Transcribe the records below exactly, leaving out any pictures.

■ SOURCE RECORDS
>>>

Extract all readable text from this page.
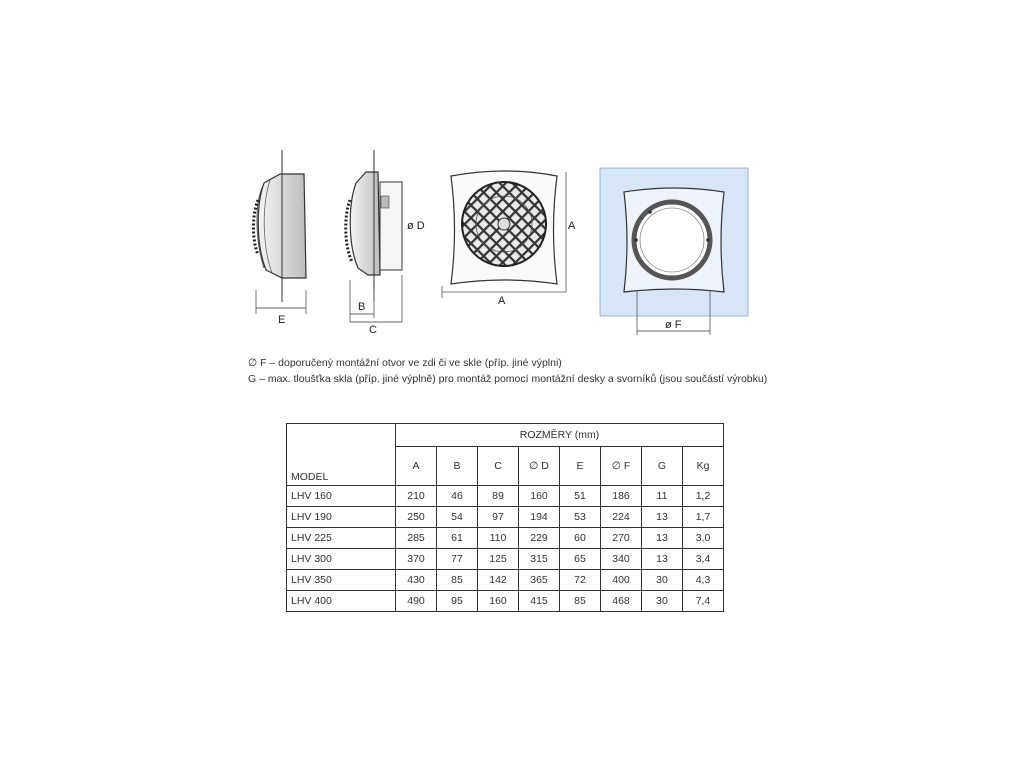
E
ø D
B
C
A
A
ø F
∅ F – doporučený montážní otvor ve zdi či ve skle (příp. jiné výplni)
G – max. tloušťka skla (příp. jiné výplně) pro montáž pomocí montážní desky a svorníků (jsou součástí výrobku)
MODEL	ROZMĚRY (mm)							
	A	B	C	∅ D	E	∅ F	G	Kg
LHV 160	210	46	89	160	51	186	11	1,2
LHV 190	250	54	97	194	53	224	13	1,7
LHV 225	285	61	110	229	60	270	13	3,0
LHV 300	370	77	125	315	65	340	13	3,4
LHV 350	430	85	142	365	72	400	30	4,3
LHV 400	490	95	160	415	85	468	30	7,4
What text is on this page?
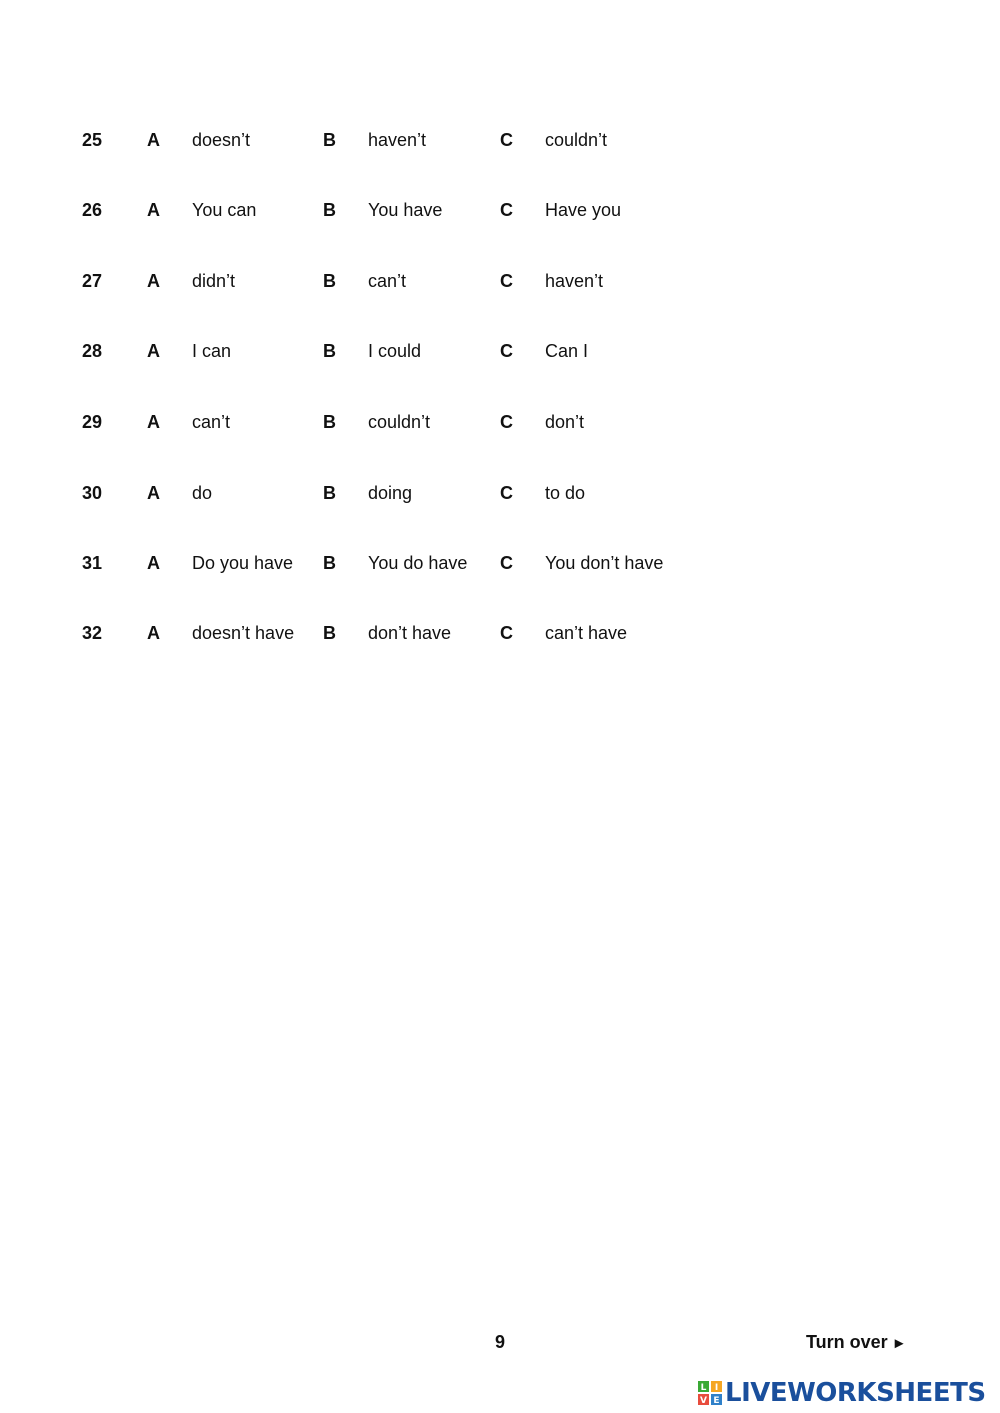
25 A doesn’t	B haven’t	C couldn’t
26 A You can	B You have	C Have you
27 A didn’t	B can’t	C haven’t
28 A I can	B I could	C Can I
29 A can’t	B couldn’t	C don’t
30 A do	B doing	C to do
31 A Do you have B You do have C You don’t have
32 A doesn’t have B don’t have	C can’t have
9	Turn over ►
L I
V E LIVEWORKSHEETS
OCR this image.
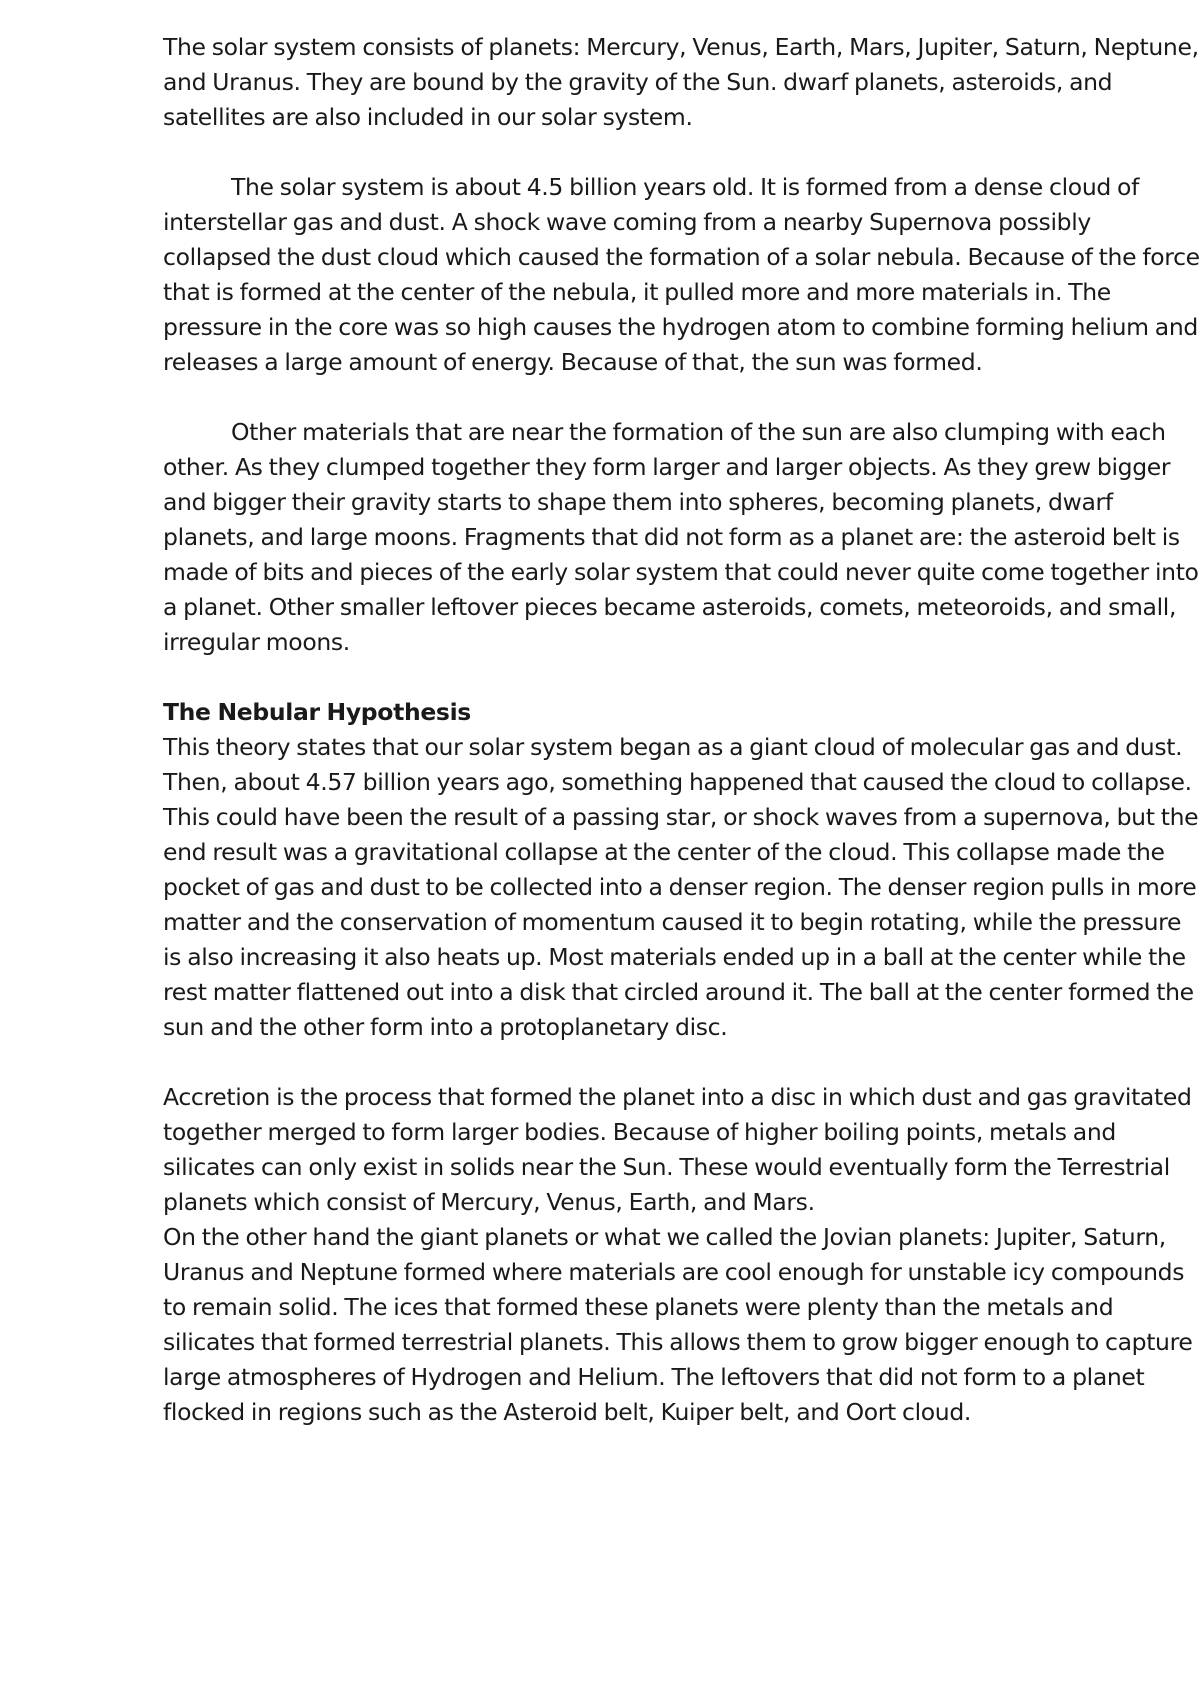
The solar system consists of planets: Mercury, Venus, Earth, Mars, Jupiter, Saturn, Neptune, and Uranus. They are bound by the gravity of the Sun. dwarf planets, asteroids, and satellites are also included in our solar system.

The solar system is about 4.5 billion years old. It is formed from a dense cloud of interstellar gas and dust. A shock wave coming from a nearby Supernova possibly collapsed the dust cloud which caused the formation of a solar nebula. Because of the force that is formed at the center of the nebula, it pulled more and more materials in. The pressure in the core was so high causes the hydrogen atom to combine forming helium and releases a large amount of energy. Because of that, the sun was formed.

Other materials that are near the formation of the sun are also clumping with each other. As they clumped together they form larger and larger objects. As they grew bigger and bigger their gravity starts to shape them into spheres, becoming planets, dwarf planets, and large moons. Fragments that did not form as a planet are: the asteroid belt is made of bits and pieces of the early solar system that could never quite come together into a planet. Other smaller leftover pieces became asteroids, comets, meteoroids, and small, irregular moons.

The Nebular Hypothesis

This theory states that our solar system began as a giant cloud of molecular gas and dust. Then, about 4.57 billion years ago, something happened that caused the cloud to collapse. This could have been the result of a passing star, or shock waves from a supernova, but the end result was a gravitational collapse at the center of the cloud. This collapse made the pocket of gas and dust to be collected into a denser region. The denser region pulls in more matter and the conservation of momentum caused it to begin rotating, while the pressure is also increasing it also heats up. Most materials ended up in a ball at the center while the rest matter flattened out into a disk that circled around it. The ball at the center formed the sun and the other form into a protoplanetary disc.

Accretion is the process that formed the planet into a disc in which dust and gas gravitated together merged to form larger bodies. Because of higher boiling points, metals and silicates can only exist in solids near the Sun. These would eventually form the Terrestrial planets which consist of Mercury, Venus, Earth, and Mars.

On the other hand the giant planets or what we called the Jovian planets: Jupiter, Saturn, Uranus and Neptune formed where materials are cool enough for unstable icy compounds to remain solid. The ices that formed these planets were plenty than the metals and silicates that formed terrestrial planets. This allows them to grow bigger enough to capture large atmospheres of Hydrogen and Helium. The leftovers that did not form to a planet flocked in regions such as the Asteroid belt, Kuiper belt, and Oort cloud.
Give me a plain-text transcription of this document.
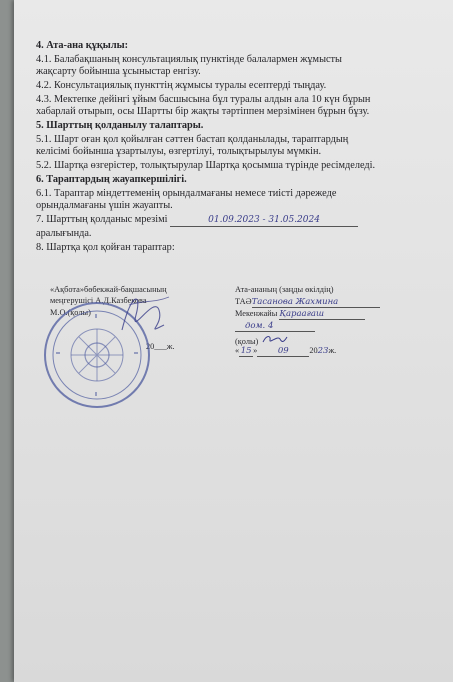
4. Ата-ана құқылы:
4.1. Балабақшаның консультациялық пунктінде балалармен жұмысты
жақсарту бойынша ұсыныстар енгізу.
4.2. Консультациялық пункттің жұмысы туралы есептерді тыңдау.
4.3. Мектепке дейінгі ұйым басшысына бұл туралы алдын ала 10 күн бұрын
хабарлай отырып, осы Шартты бір жақты тәртіппен мерзімінен бұрын бұзу.
5. Шарттың қолданылу талаптары.
5.1. Шарт оған қол қойылған сәттен бастап қолданылады, тараптардың
келісімі бойынша ұзартылуы, өзгертілуі, толықтырылуы мүмкін.
5.2. Шартқа өзгерістер, толықтырулар Шартқа қосымша түрінде ресімделеді.
6. Тараптардың жауапкершілігі.
6.1. Тараптар міндеттеменің орындалмағаны немесе тиісті дәрежеде
орындалмағаны үшін жауапты.
7. Шарттың қолданыс мрезімі	01.09.2023 - 31.05.2024
аралығында.
8. Шартқа қол қойған тараптар:
«Ақбота»бөбекжай-бақшасының
меңгерушісі А.Д.Казбекова
М.О.(қолы)
20___ж.
Ата-ананың (заңды өкілдің)
ТАӘТасанова Жахмина
Мекенжайы Қараағаш
дом. 4
(қолы)
« 15 » 09 2023ж.
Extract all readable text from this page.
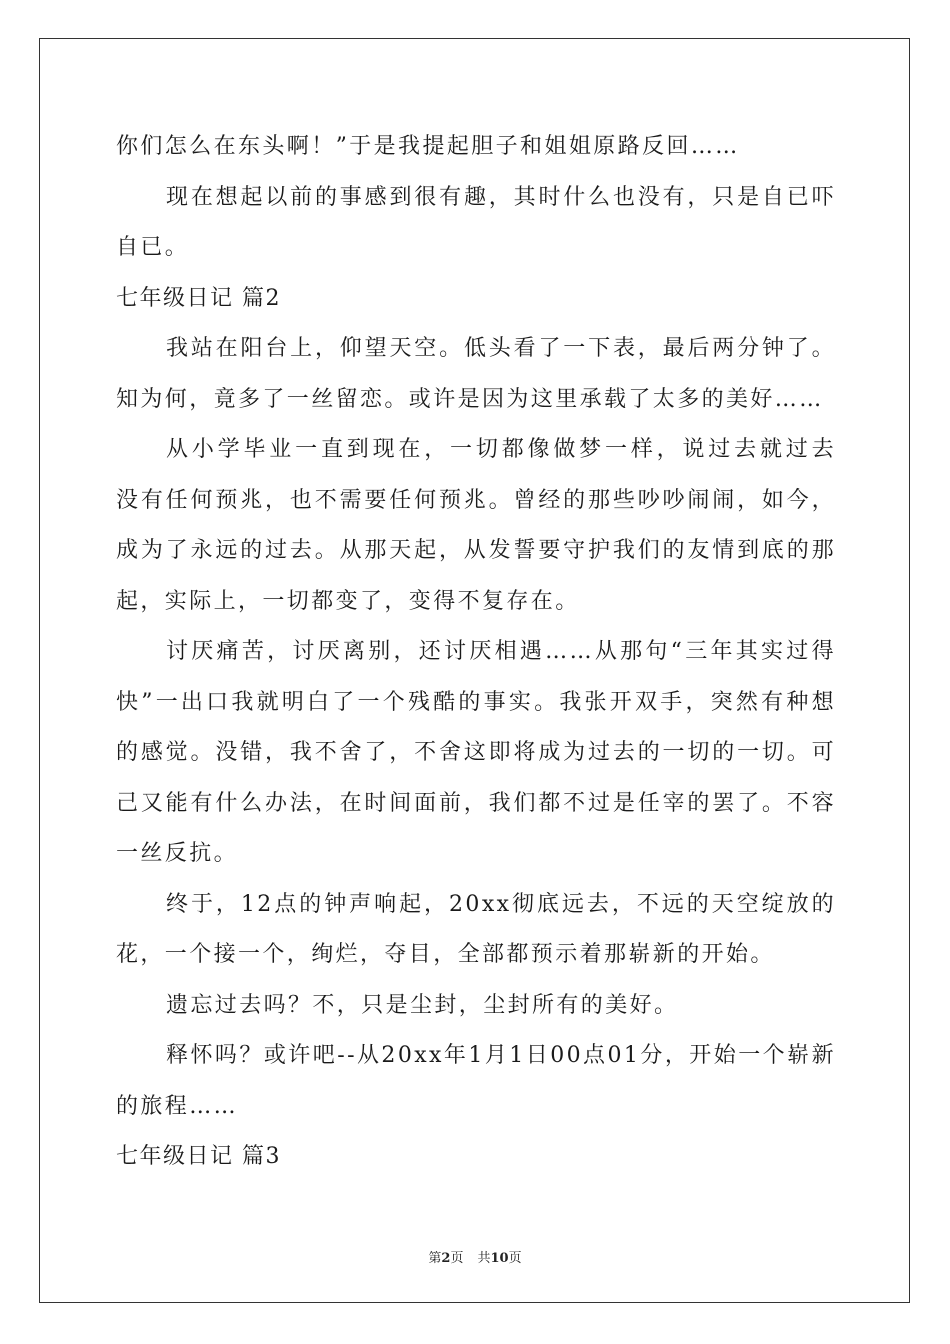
你们怎么在东头啊！”于是我提起胆子和姐姐原路反回……
现在想起以前的事感到很有趣，其时什么也没有，只是自已吓
自已。
七年级日记 篇2
我站在阳台上，仰望天空。低头看了一下表，最后两分钟了。
知为何，竟多了一丝留恋。或许是因为这里承载了太多的美好……
从小学毕业一直到现在，一切都像做梦一样，说过去就过去
没有任何预兆，也不需要任何预兆。曾经的那些吵吵闹闹，如今，
成为了永远的过去。从那天起，从发誓要守护我们的友情到底的那
起，实际上，一切都变了，变得不复存在。
讨厌痛苦，讨厌离别，还讨厌相遇……从那句“三年其实过得
快”一出口我就明白了一个残酷的事实。我张开双手，突然有种想
的感觉。没错，我不舍了，不舍这即将成为过去的一切的一切。可
己又能有什么办法，在时间面前，我们都不过是任宰的罢了。不容
一丝反抗。
终于，12点的钟声响起，20xx彻底远去，不远的天空绽放的
花，一个接一个，绚烂，夺目，全部都预示着那崭新的开始。
遗忘过去吗？不，只是尘封，尘封所有的美好。
释怀吗？或许吧--从20xx年1月1日00点01分，开始一个崭新
的旅程……
七年级日记 篇3
第2页 共10页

<<<

■ EXERCISE OUTPUT
Extract all readable text from this page.
E
ø D
B
C
A
A
ø F
∅ F – doporučený montážní otvor ve zdi či ve skle (příp. jiné výplni)
G – max. tloušťka skla (příp. jiné výplně) pro montáž pomocí montážní desky a svorníků (jsou součástí výrobku)
MODEL	ROZMĚRY (mm)							
	A	B	C	∅ D	E	∅ F	G	Kg
LHV 160	210	46	89	160	51	186	11	1,2
LHV 190	250	54	97	194	53	224	13	1,7
LHV 225	285	61	110	229	60	270	13	3,0
LHV 300	370	77	125	315	65	340	13	3,4
LHV 350	430	85	142	365	72	400	30	4,3
LHV 400	490	95	160	415	85	468	30	7,4
What text is on this page?
25 A doesn’t	B haven’t	C couldn’t
26 A You can	B You have	C Have you
27 A didn’t	B can’t	C haven’t
28 A I can	B I could	C Can I
29 A can’t	B couldn’t	C don’t
30 A do	B doing	C to do
31 A Do you have B You do have C You don’t have
32 A doesn’t have B don’t have	C can’t have
9	Turn over ►
L I
V E LIVEWORKSHEETS
OCR this image.
The solar system consists of planets: Mercury, Venus, Earth, Mars, Jupiter, Saturn, Neptune, and Uranus. They are bound by the gravity of the Sun. dwarf planets, asteroids, and satellites are also included in our solar system.

The solar system is about 4.5 billion years old. It is formed from a dense cloud of interstellar gas and dust. A shock wave coming from a nearby Supernova possibly collapsed the dust cloud which caused the formation of a solar nebula. Because of the force that is formed at the center of the nebula, it pulled more and more materials in. The pressure in the core was so high causes the hydrogen atom to combine forming helium and releases a large amount of energy. Because of that, the sun was formed.

Other materials that are near the formation of the sun are also clumping with each other. As they clumped together they form larger and larger objects. As they grew bigger and bigger their gravity starts to shape them into spheres, becoming planets, dwarf planets, and large moons. Fragments that did not form as a planet are: the asteroid belt is made of bits and pieces of the early solar system that could never quite come together into a planet. Other smaller leftover pieces became asteroids, comets, meteoroids, and small, irregular moons.

The Nebular Hypothesis

This theory states that our solar system began as a giant cloud of molecular gas and dust. Then, about 4.57 billion years ago, something happened that caused the cloud to collapse. This could have been the result of a passing star, or shock waves from a supernova, but the end result was a gravitational collapse at the center of the cloud. This collapse made the pocket of gas and dust to be collected into a denser region. The denser region pulls in more matter and the conservation of momentum caused it to begin rotating, while the pressure is also increasing it also heats up. Most materials ended up in a ball at the center while the rest matter flattened out into a disk that circled around it. The ball at the center formed the sun and the other form into a protoplanetary disc.

Accretion is the process that formed the planet into a disc in which dust and gas gravitated together merged to form larger bodies. Because of higher boiling points, metals and silicates can only exist in solids near the Sun. These would eventually form the Terrestrial planets which consist of Mercury, Venus, Earth, and Mars.

On the other hand the giant planets or what we called the Jovian planets: Jupiter, Saturn, Uranus and Neptune formed where materials are cool enough for unstable icy compounds to remain solid. The ices that formed these planets were plenty than the metals and silicates that formed terrestrial planets. This allows them to grow bigger enough to capture large atmospheres of Hydrogen and Helium. The leftovers that did not form to a planet flocked in regions such as the Asteroid belt, Kuiper belt, and Oort cloud.
Give me a plain-text transcription of this document.
4. Ата-ана құқылы:
4.1. Балабақшаның консультациялық пунктінде балалармен жұмысты
жақсарту бойынша ұсыныстар енгізу.
4.2. Консультациялық пункттің жұмысы туралы есептерді тыңдау.
4.3. Мектепке дейінгі ұйым басшысына бұл туралы алдын ала 10 күн бұрын
хабарлай отырып, осы Шартты бір жақты тәртіппен мерзімінен бұрын бұзу.
5. Шарттың қолданылу талаптары.
5.1. Шарт оған қол қойылған сәттен бастап қолданылады, тараптардың
келісімі бойынша ұзартылуы, өзгертілуі, толықтырылуы мүмкін.
5.2. Шартқа өзгерістер, толықтырулар Шартқа қосымша түрінде ресімделеді.
6. Тараптардың жауапкершілігі.
6.1. Тараптар міндеттеменің орындалмағаны немесе тиісті дәрежеде
орындалмағаны үшін жауапты.
7. Шарттың қолданыс мрезімі	01.09.2023 - 31.05.2024
аралығында.
8. Шартқа қол қойған тараптар:
«Ақбота»бөбекжай-бақшасының
меңгерушісі А.Д.Казбекова
М.О.(қолы)
20___ж.
Ата-ананың (заңды өкілдің)
ТАӘТасанова Жахмина
Мекенжайы Қараағаш
дом. 4
(қолы)
« 15 » 09 2023ж.
Extract all readable text from this page.
你们怎么在东头啊！”于是我提起胆子和姐姐原路反回……
现在想起以前的事感到很有趣，其时什么也没有，只是自已吓
自已。
七年级日记 篇2
我站在阳台上，仰望天空。低头看了一下表，最后两分钟了。
知为何，竟多了一丝留恋。或许是因为这里承载了太多的美好……
从小学毕业一直到现在，一切都像做梦一样，说过去就过去
没有任何预兆，也不需要任何预兆。曾经的那些吵吵闹闹，如今，
成为了永远的过去。从那天起，从发誓要守护我们的友情到底的那
起，实际上，一切都变了，变得不复存在。
讨厌痛苦，讨厌离别，还讨厌相遇……从那句“三年其实过得
快”一出口我就明白了一个残酷的事实。我张开双手，突然有种想
的感觉。没错，我不舍了，不舍这即将成为过去的一切的一切。可
己又能有什么办法，在时间面前，我们都不过是任宰的罢了。不容
一丝反抗。
终于，12点的钟声响起，20xx彻底远去，不远的天空绽放的
花，一个接一个，绚烂，夺目，全部都预示着那崭新的开始。
遗忘过去吗？不，只是尘封，尘封所有的美好。
释怀吗？或许吧--从20xx年1月1日00点01分，开始一个崭新
的旅程……
七年级日记 篇3
第2页 共10页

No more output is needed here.